# [ИСХОДНЫЙ ТЕКСТ]
Кроме того, благодаря тождеству в различии, характеризующему отношение понятия к вещи, вещь является вещью, afact, как нам только что об этом сказали, символизируется. Мы говорим о вещах, а не о чем-то неопределяемом.
Уже Гераклит сообщает нам, что если мы утверждаем существование вещей в абсолютном движении, таком, что мировой поток никогда к прежней ситуации не возвращается, то именно потому, что тождество в различии уже достигло в вещи насыщения. А из этого Гегель делает вывод, что понятие является временем вещи.
Здесь перед нами ключ к разгадке того, что имел в виду Фрейд, сказав, что бессознательное располагается вне времени. Это верно, и в то же время не верно. Оно располагается вне времени в качестве понятия, поскольку само по себе является временем, чистым временем вещи, и может как таковое воспроизвести вещь в некоторой модуляции, материальным носителем которой может быть все что угодно. Автоматизм повторения состоит именно в этом. Это замечание имеет далеко идущие последствия, затрагивая в том числе и проблему времени, поставленную практикой психоанализа.
Вернемся к нашему примеру — почему течение анализа меняется с того момента, как ситуация переноса была проанализирована указанием на прежнюю ситуацию, когда субъект находился в присутствии объекта совершенно отличного, ни в чем не подобного объекту настоящему? Потому что настоящая речь, как и речь прежняя, заключена в скобки времени, в форму времени, если можно так выразиться. Если модуляция времени тождественна, речь аналитика оказывается имеющей ту же значимость, что и прежняя речь.

# [ФРАГМЕНТ ДАННЫХ]

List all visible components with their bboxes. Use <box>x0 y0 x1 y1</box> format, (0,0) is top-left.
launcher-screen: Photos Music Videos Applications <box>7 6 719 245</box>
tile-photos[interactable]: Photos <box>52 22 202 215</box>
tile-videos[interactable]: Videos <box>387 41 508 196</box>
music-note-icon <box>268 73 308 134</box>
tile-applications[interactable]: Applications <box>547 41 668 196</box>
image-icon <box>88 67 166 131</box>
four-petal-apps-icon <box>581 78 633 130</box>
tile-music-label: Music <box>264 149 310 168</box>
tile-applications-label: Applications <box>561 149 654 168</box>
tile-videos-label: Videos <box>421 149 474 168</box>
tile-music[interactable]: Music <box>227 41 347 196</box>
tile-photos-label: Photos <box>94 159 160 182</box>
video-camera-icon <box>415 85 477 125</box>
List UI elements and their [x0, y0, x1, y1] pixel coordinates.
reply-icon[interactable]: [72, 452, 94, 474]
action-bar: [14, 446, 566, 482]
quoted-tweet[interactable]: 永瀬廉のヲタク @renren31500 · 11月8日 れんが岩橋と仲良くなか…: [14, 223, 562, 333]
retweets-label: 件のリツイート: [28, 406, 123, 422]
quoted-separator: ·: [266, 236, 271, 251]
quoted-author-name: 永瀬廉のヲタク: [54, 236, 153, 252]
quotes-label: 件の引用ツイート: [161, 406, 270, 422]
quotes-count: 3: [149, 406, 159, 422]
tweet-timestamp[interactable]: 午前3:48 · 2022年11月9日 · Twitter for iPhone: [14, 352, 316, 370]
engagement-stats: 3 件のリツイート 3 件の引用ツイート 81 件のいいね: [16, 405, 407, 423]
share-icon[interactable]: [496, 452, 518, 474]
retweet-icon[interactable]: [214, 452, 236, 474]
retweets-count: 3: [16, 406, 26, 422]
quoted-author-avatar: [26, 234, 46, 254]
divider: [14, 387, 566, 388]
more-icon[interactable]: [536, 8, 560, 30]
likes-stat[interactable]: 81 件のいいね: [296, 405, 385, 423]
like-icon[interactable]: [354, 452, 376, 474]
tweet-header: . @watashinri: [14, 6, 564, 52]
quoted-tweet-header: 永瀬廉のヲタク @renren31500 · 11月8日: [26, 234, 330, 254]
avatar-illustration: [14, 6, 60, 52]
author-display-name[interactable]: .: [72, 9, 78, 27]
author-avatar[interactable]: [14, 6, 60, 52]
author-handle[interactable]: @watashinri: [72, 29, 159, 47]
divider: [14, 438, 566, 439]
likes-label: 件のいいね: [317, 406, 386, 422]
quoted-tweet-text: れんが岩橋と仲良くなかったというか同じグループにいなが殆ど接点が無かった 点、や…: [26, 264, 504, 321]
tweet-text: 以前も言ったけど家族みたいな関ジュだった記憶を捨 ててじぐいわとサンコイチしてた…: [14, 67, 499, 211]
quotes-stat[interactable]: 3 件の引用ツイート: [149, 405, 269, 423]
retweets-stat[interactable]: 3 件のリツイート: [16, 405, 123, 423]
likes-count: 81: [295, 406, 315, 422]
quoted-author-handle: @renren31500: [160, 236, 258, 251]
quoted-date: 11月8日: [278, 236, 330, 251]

# [ЦЕЛЬ ЗАДАНИЯ]
Какой вывод, согласно исходному тексту, делает Гегель? Данные получены из другого источника.

# [ПОЛЕ ОТВЕТА]
Понятие является временем вещи.